RECORDS >>
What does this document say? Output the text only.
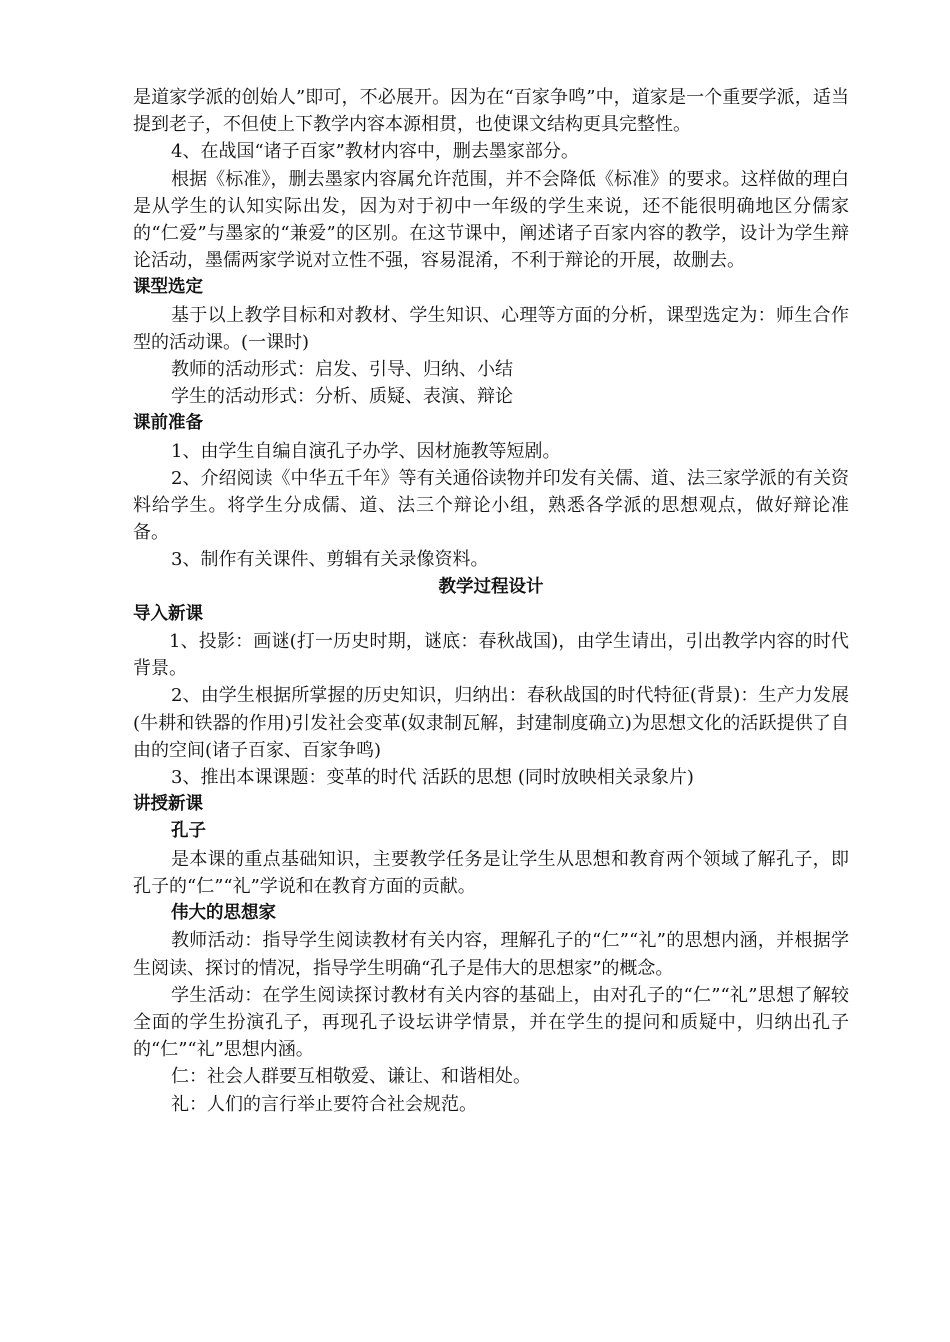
是道家学派的创始人”即可，不必展开。因为在“百家争鸣”中，道家是一个重要学派，适当提到老子，不但使上下教学内容本源相贯，也使课文结构更具完整性。

4、在战国“诸子百家”教材内容中，删去墨家部分。

根据《标准》，删去墨家内容属允许范围，并不会降低《标准》的要求。这样做的理白是从学生的认知实际出发，因为对于初中一年级的学生来说，还不能很明确地区分儒家的“仁爱”与墨家的“兼爱”的区别。在这节课中，阐述诸子百家内容的教学，设计为学生辩论活动，墨儒两家学说对立性不强，容易混淆，不利于辩论的开展，故删去。

课型选定

基于以上教学目标和对教材、学生知识、心理等方面的分析，课型选定为：师生合作型的活动课。(一课时)

教师的活动形式：启发、引导、归纳、小结

学生的活动形式：分析、质疑、表演、辩论

课前准备

1、由学生自编自演孔子办学、因材施教等短剧。

2、介绍阅读《中华五千年》等有关通俗读物并印发有关儒、道、法三家学派的有关资料给学生。将学生分成儒、道、法三个辩论小组，熟悉各学派的思想观点，做好辩论准备。

3、制作有关课件、剪辑有关录像资料。

教学过程设计

导入新课

1、投影：画谜(打一历史时期，谜底：春秋战国)，由学生请出，引出教学内容的时代背景。

2、由学生根据所掌握的历史知识，归纳出：春秋战国的时代特征(背景)：生产力发展(牛耕和铁器的作用)引发社会变革(奴隶制瓦解，封建制度确立)为思想文化的活跃提供了自由的空间(诸子百家、百家争鸣)

3、推出本课课题：变革的时代 活跃的思想 (同时放映相关录象片)

讲授新课

孔子

是本课的重点基础知识，主要教学任务是让学生从思想和教育两个领域了解孔子，即孔子的“仁”“礼”学说和在教育方面的贡献。

伟大的思想家

教师活动：指导学生阅读教材有关内容，理解孔子的“仁”“礼”的思想内涵，并根据学生阅读、探讨的情况，指导学生明确“孔子是伟大的思想家”的概念。

学生活动：在学生阅读探讨教材有关内容的基础上，由对孔子的“仁”“礼”思想了解较全面的学生扮演孔子，再现孔子设坛讲学情景，并在学生的提问和质疑中，归纳出孔子的“仁”“礼”思想内涵。

仁：社会人群要互相敬爱、谦让、和谐相处。

礼：人们的言行举止要符合社会规范。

BRIEF >> From the records above, work out how many lines contain the string "百家争鸣". Give only the number.

SOLVED PROBLEM >> 2